Figure record listings:
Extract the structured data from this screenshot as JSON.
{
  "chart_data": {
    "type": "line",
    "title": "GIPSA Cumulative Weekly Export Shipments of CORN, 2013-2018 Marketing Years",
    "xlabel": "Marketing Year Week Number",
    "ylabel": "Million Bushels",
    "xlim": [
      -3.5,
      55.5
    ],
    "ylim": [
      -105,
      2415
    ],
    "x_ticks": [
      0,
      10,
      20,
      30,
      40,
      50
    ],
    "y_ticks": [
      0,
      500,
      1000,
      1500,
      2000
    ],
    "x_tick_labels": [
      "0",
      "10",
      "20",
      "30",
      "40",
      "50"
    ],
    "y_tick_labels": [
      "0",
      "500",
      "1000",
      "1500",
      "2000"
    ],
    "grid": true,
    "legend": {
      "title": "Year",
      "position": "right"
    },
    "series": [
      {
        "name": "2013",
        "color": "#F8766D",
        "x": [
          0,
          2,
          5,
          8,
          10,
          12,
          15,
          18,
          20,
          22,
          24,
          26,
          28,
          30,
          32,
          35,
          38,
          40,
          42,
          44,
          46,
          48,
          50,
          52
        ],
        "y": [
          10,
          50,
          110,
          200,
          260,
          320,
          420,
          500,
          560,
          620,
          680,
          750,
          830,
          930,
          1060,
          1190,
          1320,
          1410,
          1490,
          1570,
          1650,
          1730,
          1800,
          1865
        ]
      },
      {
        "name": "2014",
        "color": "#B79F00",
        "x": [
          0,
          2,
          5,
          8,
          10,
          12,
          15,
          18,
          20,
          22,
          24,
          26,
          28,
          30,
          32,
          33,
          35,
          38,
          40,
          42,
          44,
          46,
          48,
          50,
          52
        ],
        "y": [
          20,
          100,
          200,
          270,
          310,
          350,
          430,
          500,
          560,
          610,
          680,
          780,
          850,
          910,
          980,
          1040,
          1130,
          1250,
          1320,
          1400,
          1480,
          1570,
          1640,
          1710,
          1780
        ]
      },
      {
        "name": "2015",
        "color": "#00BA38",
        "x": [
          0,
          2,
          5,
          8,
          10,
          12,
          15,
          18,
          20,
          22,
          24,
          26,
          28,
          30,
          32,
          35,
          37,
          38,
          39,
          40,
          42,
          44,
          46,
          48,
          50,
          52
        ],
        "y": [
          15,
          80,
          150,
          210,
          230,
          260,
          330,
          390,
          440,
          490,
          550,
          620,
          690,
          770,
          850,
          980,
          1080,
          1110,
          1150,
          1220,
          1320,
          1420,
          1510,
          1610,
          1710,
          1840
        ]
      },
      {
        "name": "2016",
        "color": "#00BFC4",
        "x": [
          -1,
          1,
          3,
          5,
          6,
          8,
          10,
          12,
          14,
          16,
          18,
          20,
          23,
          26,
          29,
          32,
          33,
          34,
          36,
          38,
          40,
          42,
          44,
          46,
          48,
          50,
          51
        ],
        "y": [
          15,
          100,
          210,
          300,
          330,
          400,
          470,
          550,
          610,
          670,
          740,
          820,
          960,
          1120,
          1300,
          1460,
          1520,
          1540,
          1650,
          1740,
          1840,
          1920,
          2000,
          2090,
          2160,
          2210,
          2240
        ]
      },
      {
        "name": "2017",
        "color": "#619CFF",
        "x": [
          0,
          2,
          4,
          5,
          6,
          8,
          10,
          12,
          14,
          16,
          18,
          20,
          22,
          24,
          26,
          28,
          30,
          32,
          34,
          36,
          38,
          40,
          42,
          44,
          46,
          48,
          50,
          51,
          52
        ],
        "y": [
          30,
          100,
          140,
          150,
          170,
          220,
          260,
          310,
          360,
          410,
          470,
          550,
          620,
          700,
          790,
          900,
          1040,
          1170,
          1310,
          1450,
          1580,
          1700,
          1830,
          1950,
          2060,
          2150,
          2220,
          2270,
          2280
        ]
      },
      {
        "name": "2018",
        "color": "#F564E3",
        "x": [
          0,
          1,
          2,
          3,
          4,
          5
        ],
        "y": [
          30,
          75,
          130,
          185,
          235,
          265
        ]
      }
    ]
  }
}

Goal of the exercise. Go through the listing and copy all of it exactly.

Response.
Extract the structured data from this screenshot as JSON.
{
  "chart_data": {
    "type": "line",
    "title": "GIPSA Cumulative Weekly Export Shipments of CORN, 2013-2018 Marketing Years",
    "xlabel": "Marketing Year Week Number",
    "ylabel": "Million Bushels",
    "xlim": [
      -3.5,
      55.5
    ],
    "ylim": [
      -105,
      2415
    ],
    "x_ticks": [
      0,
      10,
      20,
      30,
      40,
      50
    ],
    "y_ticks": [
      0,
      500,
      1000,
      1500,
      2000
    ],
    "x_tick_labels": [
      "0",
      "10",
      "20",
      "30",
      "40",
      "50"
    ],
    "y_tick_labels": [
      "0",
      "500",
      "1000",
      "1500",
      "2000"
    ],
    "grid": true,
    "legend": {
      "title": "Year",
      "position": "right"
    },
    "series": [
      {
        "name": "2013",
        "color": "#F8766D",
        "x": [
          0,
          2,
          5,
          8,
          10,
          12,
          15,
          18,
          20,
          22,
          24,
          26,
          28,
          30,
          32,
          35,
          38,
          40,
          42,
          44,
          46,
          48,
          50,
          52
        ],
        "y": [
          10,
          50,
          110,
          200,
          260,
          320,
          420,
          500,
          560,
          620,
          680,
          750,
          830,
          930,
          1060,
          1190,
          1320,
          1410,
          1490,
          1570,
          1650,
          1730,
          1800,
          1865
        ]
      },
      {
        "name": "2014",
        "color": "#B79F00",
        "x": [
          0,
          2,
          5,
          8,
          10,
          12,
          15,
          18,
          20,
          22,
          24,
          26,
          28,
          30,
          32,
          33,
          35,
          38,
          40,
          42,
          44,
          46,
          48,
          50,
          52
        ],
        "y": [
          20,
          100,
          200,
          270,
          310,
          350,
          430,
          500,
          560,
          610,
          680,
          780,
          850,
          910,
          980,
          1040,
          1130,
          1250,
          1320,
          1400,
          1480,
          1570,
          1640,
          1710,
          1780
        ]
      },
      {
        "name": "2015",
        "color": "#00BA38",
        "x": [
          0,
          2,
          5,
          8,
          10,
          12,
          15,
          18,
          20,
          22,
          24,
          26,
          28,
          30,
          32,
          35,
          37,
          38,
          39,
          40,
          42,
          44,
          46,
          48,
          50,
          52
        ],
        "y": [
          15,
          80,
          150,
          210,
          230,
          260,
          330,
          390,
          440,
          490,
          550,
          620,
          690,
          770,
          850,
          980,
          1080,
          1110,
          1150,
          1220,
          1320,
          1420,
          1510,
          1610,
          1710,
          1840
        ]
      },
      {
        "name": "2016",
        "color": "#00BFC4",
        "x": [
          -1,
          1,
          3,
          5,
          6,
          8,
          10,
          12,
          14,
          16,
          18,
          20,
          23,
          26,
          29,
          32,
          33,
          34,
          36,
          38,
          40,
          42,
          44,
          46,
          48,
          50,
          51
        ],
        "y": [
          15,
          100,
          210,
          300,
          330,
          400,
          470,
          550,
          610,
          670,
          740,
          820,
          960,
          1120,
          1300,
          1460,
          1520,
          1540,
          1650,
          1740,
          1840,
          1920,
          2000,
          2090,
          2160,
          2210,
          2240
        ]
      },
      {
        "name": "2017",
        "color": "#619CFF",
        "x": [
          0,
          2,
          4,
          5,
          6,
          8,
          10,
          12,
          14,
          16,
          18,
          20,
          22,
          24,
          26,
          28,
          30,
          32,
          34,
          36,
          38,
          40,
          42,
          44,
          46,
          48,
          50,
          51,
          52
        ],
        "y": [
          30,
          100,
          140,
          150,
          170,
          220,
          260,
          310,
          360,
          410,
          470,
          550,
          620,
          700,
          790,
          900,
          1040,
          1170,
          1310,
          1450,
          1580,
          1700,
          1830,
          1950,
          2060,
          2150,
          2220,
          2270,
          2280
        ]
      },
      {
        "name": "2018",
        "color": "#F564E3",
        "x": [
          0,
          1,
          2,
          3,
          4,
          5
        ],
        "y": [
          30,
          75,
          130,
          185,
          235,
          265
        ]
      }
    ]
  }
}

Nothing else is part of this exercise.